WHAT IS REQUIRED
Retype the listing below line for line, changing nothing.
───
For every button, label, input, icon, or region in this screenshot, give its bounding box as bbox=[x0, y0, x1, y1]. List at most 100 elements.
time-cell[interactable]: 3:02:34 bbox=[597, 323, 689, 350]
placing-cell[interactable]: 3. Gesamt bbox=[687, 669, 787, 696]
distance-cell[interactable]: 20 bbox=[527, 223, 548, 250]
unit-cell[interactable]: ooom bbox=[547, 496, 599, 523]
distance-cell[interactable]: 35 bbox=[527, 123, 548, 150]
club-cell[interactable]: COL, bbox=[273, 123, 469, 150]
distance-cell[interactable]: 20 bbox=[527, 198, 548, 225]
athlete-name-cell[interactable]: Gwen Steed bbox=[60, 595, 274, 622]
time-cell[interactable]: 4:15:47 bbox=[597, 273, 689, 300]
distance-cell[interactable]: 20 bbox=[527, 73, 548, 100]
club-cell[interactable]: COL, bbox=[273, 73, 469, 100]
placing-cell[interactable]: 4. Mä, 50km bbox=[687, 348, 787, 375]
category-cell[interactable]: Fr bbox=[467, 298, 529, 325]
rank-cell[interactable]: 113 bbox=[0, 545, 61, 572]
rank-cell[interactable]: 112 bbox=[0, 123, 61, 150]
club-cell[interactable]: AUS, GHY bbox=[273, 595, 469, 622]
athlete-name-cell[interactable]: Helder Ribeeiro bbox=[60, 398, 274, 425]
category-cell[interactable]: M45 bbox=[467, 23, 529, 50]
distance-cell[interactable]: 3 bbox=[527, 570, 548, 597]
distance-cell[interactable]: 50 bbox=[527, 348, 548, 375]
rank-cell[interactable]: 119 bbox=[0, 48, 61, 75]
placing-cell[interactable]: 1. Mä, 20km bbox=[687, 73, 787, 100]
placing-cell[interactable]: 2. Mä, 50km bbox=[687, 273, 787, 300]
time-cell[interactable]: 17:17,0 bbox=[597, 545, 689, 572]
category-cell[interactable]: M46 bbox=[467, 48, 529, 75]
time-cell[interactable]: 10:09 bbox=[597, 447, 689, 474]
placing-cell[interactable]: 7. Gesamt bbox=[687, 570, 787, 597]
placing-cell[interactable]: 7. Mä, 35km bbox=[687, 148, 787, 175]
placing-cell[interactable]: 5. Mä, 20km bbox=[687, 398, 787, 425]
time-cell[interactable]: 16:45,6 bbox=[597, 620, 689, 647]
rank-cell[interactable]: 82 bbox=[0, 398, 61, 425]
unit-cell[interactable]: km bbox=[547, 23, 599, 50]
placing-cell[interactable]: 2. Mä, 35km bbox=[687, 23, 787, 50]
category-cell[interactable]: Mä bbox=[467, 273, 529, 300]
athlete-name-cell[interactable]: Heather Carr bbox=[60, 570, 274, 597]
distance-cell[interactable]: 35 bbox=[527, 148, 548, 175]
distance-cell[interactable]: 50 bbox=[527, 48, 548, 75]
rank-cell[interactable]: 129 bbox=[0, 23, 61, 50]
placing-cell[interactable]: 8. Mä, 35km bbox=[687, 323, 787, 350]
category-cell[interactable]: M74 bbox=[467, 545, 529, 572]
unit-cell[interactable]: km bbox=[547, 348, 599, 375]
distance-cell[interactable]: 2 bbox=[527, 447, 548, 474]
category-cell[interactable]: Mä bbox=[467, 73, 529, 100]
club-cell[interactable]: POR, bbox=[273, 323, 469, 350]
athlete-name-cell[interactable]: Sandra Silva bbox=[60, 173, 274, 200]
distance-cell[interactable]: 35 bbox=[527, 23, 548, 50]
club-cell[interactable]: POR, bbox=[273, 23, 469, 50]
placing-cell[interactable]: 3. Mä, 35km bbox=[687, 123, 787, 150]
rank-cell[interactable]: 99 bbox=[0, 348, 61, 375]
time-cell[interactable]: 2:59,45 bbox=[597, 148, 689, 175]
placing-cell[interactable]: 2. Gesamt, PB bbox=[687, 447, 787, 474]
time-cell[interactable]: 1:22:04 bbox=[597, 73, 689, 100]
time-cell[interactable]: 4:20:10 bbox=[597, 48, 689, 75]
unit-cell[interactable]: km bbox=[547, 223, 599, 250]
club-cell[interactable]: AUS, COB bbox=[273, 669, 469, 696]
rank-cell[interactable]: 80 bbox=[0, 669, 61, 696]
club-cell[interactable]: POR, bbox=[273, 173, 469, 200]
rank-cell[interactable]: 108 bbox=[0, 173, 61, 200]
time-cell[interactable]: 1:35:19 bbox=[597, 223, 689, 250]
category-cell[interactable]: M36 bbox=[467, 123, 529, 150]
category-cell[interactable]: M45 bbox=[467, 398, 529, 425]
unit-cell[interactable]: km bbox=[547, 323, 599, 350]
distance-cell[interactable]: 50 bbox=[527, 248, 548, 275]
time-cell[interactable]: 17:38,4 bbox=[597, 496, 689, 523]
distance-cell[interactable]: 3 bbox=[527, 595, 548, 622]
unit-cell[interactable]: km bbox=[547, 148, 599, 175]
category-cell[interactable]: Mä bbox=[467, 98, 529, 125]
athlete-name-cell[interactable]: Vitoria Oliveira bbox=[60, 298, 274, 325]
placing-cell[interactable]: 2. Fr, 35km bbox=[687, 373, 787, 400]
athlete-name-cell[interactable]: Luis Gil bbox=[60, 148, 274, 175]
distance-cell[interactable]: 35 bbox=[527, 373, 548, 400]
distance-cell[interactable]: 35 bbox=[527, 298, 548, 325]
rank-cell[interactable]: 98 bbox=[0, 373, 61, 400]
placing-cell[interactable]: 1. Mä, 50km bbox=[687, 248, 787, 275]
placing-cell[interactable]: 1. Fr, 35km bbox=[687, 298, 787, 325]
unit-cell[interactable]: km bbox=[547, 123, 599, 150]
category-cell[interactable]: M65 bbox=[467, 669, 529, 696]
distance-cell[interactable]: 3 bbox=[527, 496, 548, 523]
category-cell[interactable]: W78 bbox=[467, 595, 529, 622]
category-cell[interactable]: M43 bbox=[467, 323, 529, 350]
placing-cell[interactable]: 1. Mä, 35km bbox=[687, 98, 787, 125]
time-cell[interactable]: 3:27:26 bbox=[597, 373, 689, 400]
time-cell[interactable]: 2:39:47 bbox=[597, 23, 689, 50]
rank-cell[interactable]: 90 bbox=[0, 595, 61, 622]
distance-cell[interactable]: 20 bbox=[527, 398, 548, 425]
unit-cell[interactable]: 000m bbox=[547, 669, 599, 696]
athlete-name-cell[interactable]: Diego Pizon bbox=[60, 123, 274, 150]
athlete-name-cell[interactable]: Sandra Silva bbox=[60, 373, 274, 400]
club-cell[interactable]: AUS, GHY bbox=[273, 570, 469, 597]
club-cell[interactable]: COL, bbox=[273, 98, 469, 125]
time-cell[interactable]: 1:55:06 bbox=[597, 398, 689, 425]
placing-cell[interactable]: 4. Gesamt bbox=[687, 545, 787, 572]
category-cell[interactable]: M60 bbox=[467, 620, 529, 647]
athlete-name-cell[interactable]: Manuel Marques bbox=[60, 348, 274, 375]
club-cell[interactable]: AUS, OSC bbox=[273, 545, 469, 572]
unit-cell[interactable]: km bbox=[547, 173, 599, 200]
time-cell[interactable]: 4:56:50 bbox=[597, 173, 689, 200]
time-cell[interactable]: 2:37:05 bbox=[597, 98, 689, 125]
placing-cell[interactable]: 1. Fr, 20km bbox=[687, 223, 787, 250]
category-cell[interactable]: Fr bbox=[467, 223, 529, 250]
───
ANSWER TO THE PROBLEM
For every button, label, input, icon, or region in this screenshot, give its bounding box as bbox=[x0, y0, x1, y1]. List at most 100 elements.
time-cell[interactable]: 3:02:34 bbox=[597, 323, 689, 350]
placing-cell[interactable]: 3. Gesamt bbox=[687, 669, 787, 696]
distance-cell[interactable]: 20 bbox=[527, 223, 548, 250]
unit-cell[interactable]: ooom bbox=[547, 496, 599, 523]
distance-cell[interactable]: 35 bbox=[527, 123, 548, 150]
club-cell[interactable]: COL, bbox=[273, 123, 469, 150]
distance-cell[interactable]: 20 bbox=[527, 198, 548, 225]
athlete-name-cell[interactable]: Gwen Steed bbox=[60, 595, 274, 622]
time-cell[interactable]: 4:15:47 bbox=[597, 273, 689, 300]
distance-cell[interactable]: 20 bbox=[527, 73, 548, 100]
club-cell[interactable]: COL, bbox=[273, 73, 469, 100]
placing-cell[interactable]: 4. Mä, 50km bbox=[687, 348, 787, 375]
category-cell[interactable]: Fr bbox=[467, 298, 529, 325]
rank-cell[interactable]: 113 bbox=[0, 545, 61, 572]
rank-cell[interactable]: 112 bbox=[0, 123, 61, 150]
club-cell[interactable]: AUS, GHY bbox=[273, 595, 469, 622]
athlete-name-cell[interactable]: Helder Ribeeiro bbox=[60, 398, 274, 425]
category-cell[interactable]: M45 bbox=[467, 23, 529, 50]
distance-cell[interactable]: 3 bbox=[527, 570, 548, 597]
distance-cell[interactable]: 50 bbox=[527, 348, 548, 375]
rank-cell[interactable]: 119 bbox=[0, 48, 61, 75]
placing-cell[interactable]: 1. Mä, 20km bbox=[687, 73, 787, 100]
placing-cell[interactable]: 2. Mä, 50km bbox=[687, 273, 787, 300]
time-cell[interactable]: 17:17,0 bbox=[597, 545, 689, 572]
category-cell[interactable]: M46 bbox=[467, 48, 529, 75]
time-cell[interactable]: 10:09 bbox=[597, 447, 689, 474]
placing-cell[interactable]: 7. Gesamt bbox=[687, 570, 787, 597]
placing-cell[interactable]: 7. Mä, 35km bbox=[687, 148, 787, 175]
placing-cell[interactable]: 5. Mä, 20km bbox=[687, 398, 787, 425]
time-cell[interactable]: 16:45,6 bbox=[597, 620, 689, 647]
rank-cell[interactable]: 82 bbox=[0, 398, 61, 425]
unit-cell[interactable]: km bbox=[547, 23, 599, 50]
placing-cell[interactable]: 2. Mä, 35km bbox=[687, 23, 787, 50]
category-cell[interactable]: Mä bbox=[467, 273, 529, 300]
athlete-name-cell[interactable]: Heather Carr bbox=[60, 570, 274, 597]
distance-cell[interactable]: 35 bbox=[527, 148, 548, 175]
distance-cell[interactable]: 50 bbox=[527, 48, 548, 75]
rank-cell[interactable]: 129 bbox=[0, 23, 61, 50]
placing-cell[interactable]: 8. Mä, 35km bbox=[687, 323, 787, 350]
category-cell[interactable]: M74 bbox=[467, 545, 529, 572]
unit-cell[interactable]: km bbox=[547, 348, 599, 375]
distance-cell[interactable]: 2 bbox=[527, 447, 548, 474]
category-cell[interactable]: Mä bbox=[467, 73, 529, 100]
club-cell[interactable]: POR, bbox=[273, 323, 469, 350]
athlete-name-cell[interactable]: Sandra Silva bbox=[60, 173, 274, 200]
distance-cell[interactable]: 35 bbox=[527, 23, 548, 50]
club-cell[interactable]: POR, bbox=[273, 23, 469, 50]
placing-cell[interactable]: 3. Mä, 35km bbox=[687, 123, 787, 150]
rank-cell[interactable]: 99 bbox=[0, 348, 61, 375]
time-cell[interactable]: 2:59,45 bbox=[597, 148, 689, 175]
placing-cell[interactable]: 2. Gesamt, PB bbox=[687, 447, 787, 474]
time-cell[interactable]: 1:22:04 bbox=[597, 73, 689, 100]
time-cell[interactable]: 4:20:10 bbox=[597, 48, 689, 75]
unit-cell[interactable]: km bbox=[547, 223, 599, 250]
club-cell[interactable]: AUS, COB bbox=[273, 669, 469, 696]
rank-cell[interactable]: 80 bbox=[0, 669, 61, 696]
club-cell[interactable]: POR, bbox=[273, 173, 469, 200]
rank-cell[interactable]: 108 bbox=[0, 173, 61, 200]
time-cell[interactable]: 1:35:19 bbox=[597, 223, 689, 250]
category-cell[interactable]: M36 bbox=[467, 123, 529, 150]
category-cell[interactable]: M45 bbox=[467, 398, 529, 425]
unit-cell[interactable]: km bbox=[547, 323, 599, 350]
distance-cell[interactable]: 50 bbox=[527, 248, 548, 275]
time-cell[interactable]: 17:38,4 bbox=[597, 496, 689, 523]
distance-cell[interactable]: 3 bbox=[527, 595, 548, 622]
unit-cell[interactable]: km bbox=[547, 148, 599, 175]
category-cell[interactable]: Mä bbox=[467, 98, 529, 125]
athlete-name-cell[interactable]: Vitoria Oliveira bbox=[60, 298, 274, 325]
placing-cell[interactable]: 2. Fr, 35km bbox=[687, 373, 787, 400]
athlete-name-cell[interactable]: Luis Gil bbox=[60, 148, 274, 175]
distance-cell[interactable]: 35 bbox=[527, 373, 548, 400]
distance-cell[interactable]: 35 bbox=[527, 298, 548, 325]
rank-cell[interactable]: 98 bbox=[0, 373, 61, 400]
placing-cell[interactable]: 1. Mä, 50km bbox=[687, 248, 787, 275]
placing-cell[interactable]: 1. Fr, 35km bbox=[687, 298, 787, 325]
unit-cell[interactable]: km bbox=[547, 123, 599, 150]
category-cell[interactable]: M65 bbox=[467, 669, 529, 696]
distance-cell[interactable]: 3 bbox=[527, 496, 548, 523]
category-cell[interactable]: W78 bbox=[467, 595, 529, 622]
category-cell[interactable]: M43 bbox=[467, 323, 529, 350]
placing-cell[interactable]: 1. Mä, 35km bbox=[687, 98, 787, 125]
time-cell[interactable]: 3:27:26 bbox=[597, 373, 689, 400]
time-cell[interactable]: 2:39:47 bbox=[597, 23, 689, 50]
rank-cell[interactable]: 90 bbox=[0, 595, 61, 622]
distance-cell[interactable]: 20 bbox=[527, 398, 548, 425]
unit-cell[interactable]: 000m bbox=[547, 669, 599, 696]
athlete-name-cell[interactable]: Diego Pizon bbox=[60, 123, 274, 150]
athlete-name-cell[interactable]: Sandra Silva bbox=[60, 373, 274, 400]
club-cell[interactable]: AUS, GHY bbox=[273, 570, 469, 597]
club-cell[interactable]: COL, bbox=[273, 98, 469, 125]
time-cell[interactable]: 1:55:06 bbox=[597, 398, 689, 425]
placing-cell[interactable]: 4. Gesamt bbox=[687, 545, 787, 572]
category-cell[interactable]: M60 bbox=[467, 620, 529, 647]
athlete-name-cell[interactable]: Manuel Marques bbox=[60, 348, 274, 375]
club-cell[interactable]: AUS, OSC bbox=[273, 545, 469, 572]
unit-cell[interactable]: km bbox=[547, 173, 599, 200]
time-cell[interactable]: 4:56:50 bbox=[597, 173, 689, 200]
time-cell[interactable]: 2:37:05 bbox=[597, 98, 689, 125]
placing-cell[interactable]: 1. Fr, 20km bbox=[687, 223, 787, 250]
category-cell[interactable]: Fr bbox=[467, 223, 529, 250]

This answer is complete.